What the exercise asks
Write out the listing below without alteration, omitting its pictures.

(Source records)
......
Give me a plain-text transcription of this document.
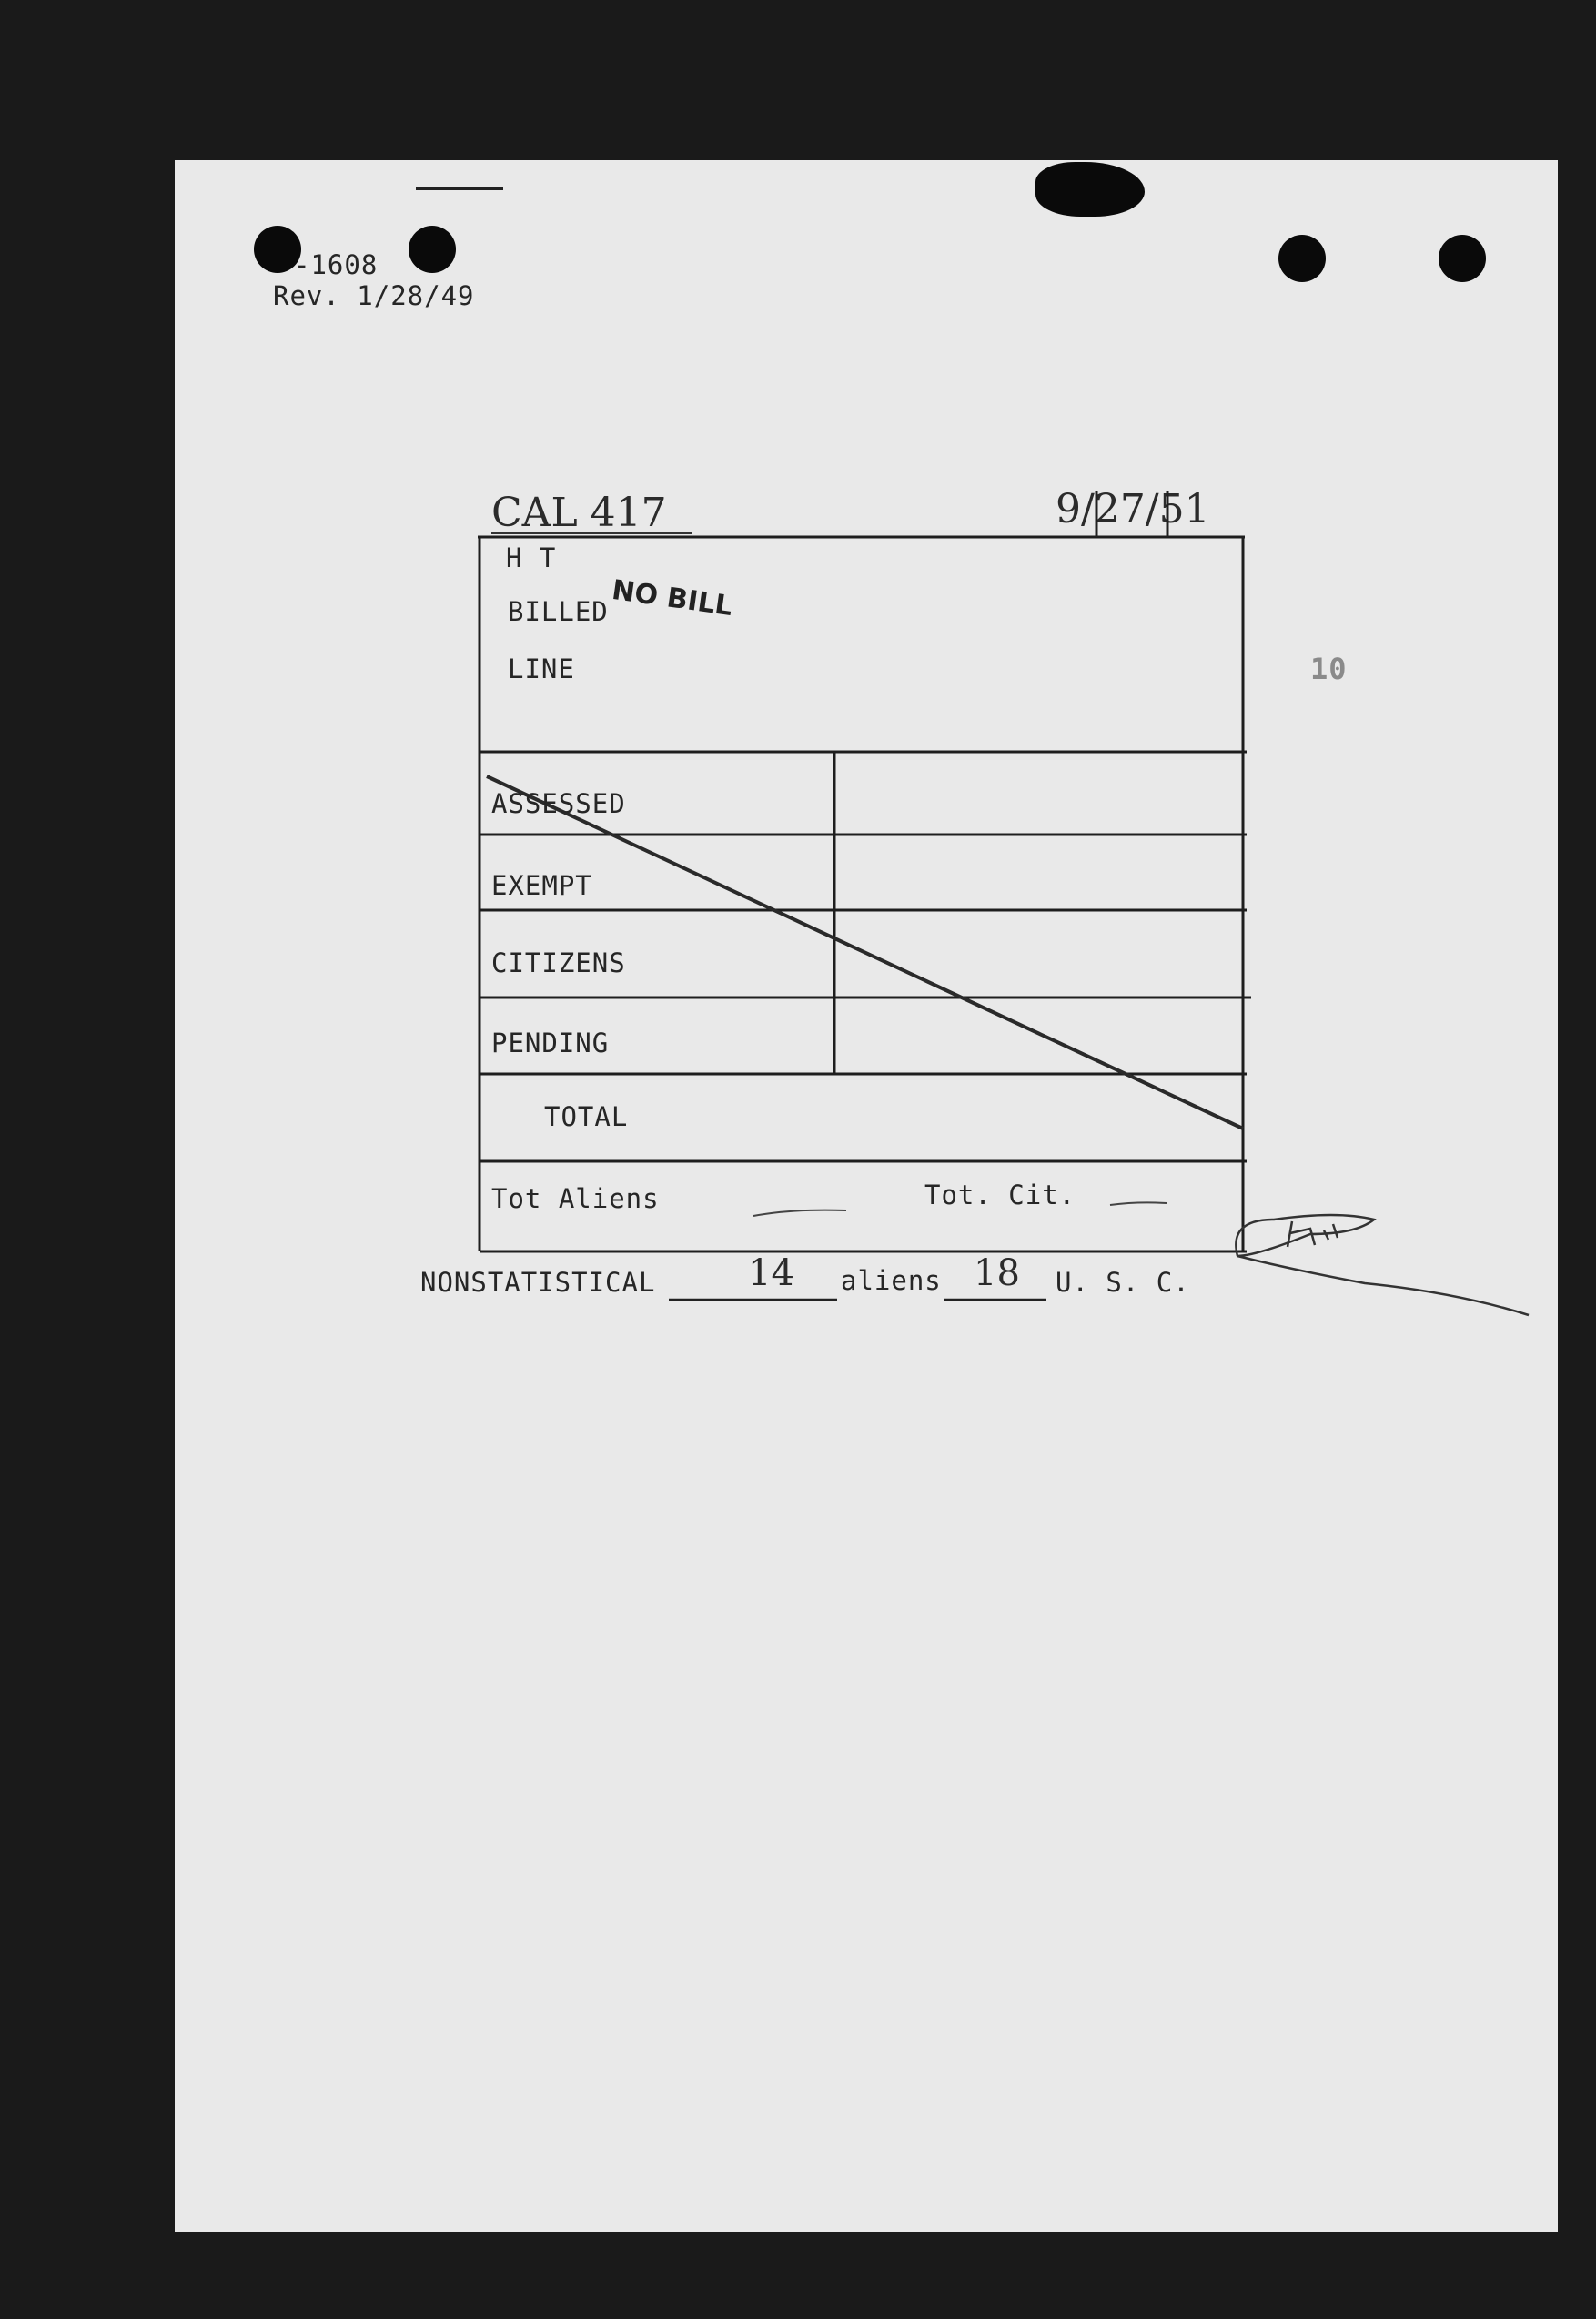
-1608
Rev. 1/28/49
CAL 417	9/27/51
10
H T
BILLED NO BILL
LINE
ASSESSED
EXEMPT
CITIZENS
PENDING
TOTAL
Tot Aliens	Tot. Cit.
NONSTATISTICAL	14 aliens 18 U. S. C.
......
Result for this exercise
Give me a plain-text transcription of this document.
-1608
Rev. 1/28/49
CAL 417	9/27/51
10
H T
BILLED NO BILL
LINE
ASSESSED
EXEMPT
CITIZENS
PENDING
TOTAL
Tot Aliens	Tot. Cit.
NONSTATISTICAL	14 aliens 18 U. S. C.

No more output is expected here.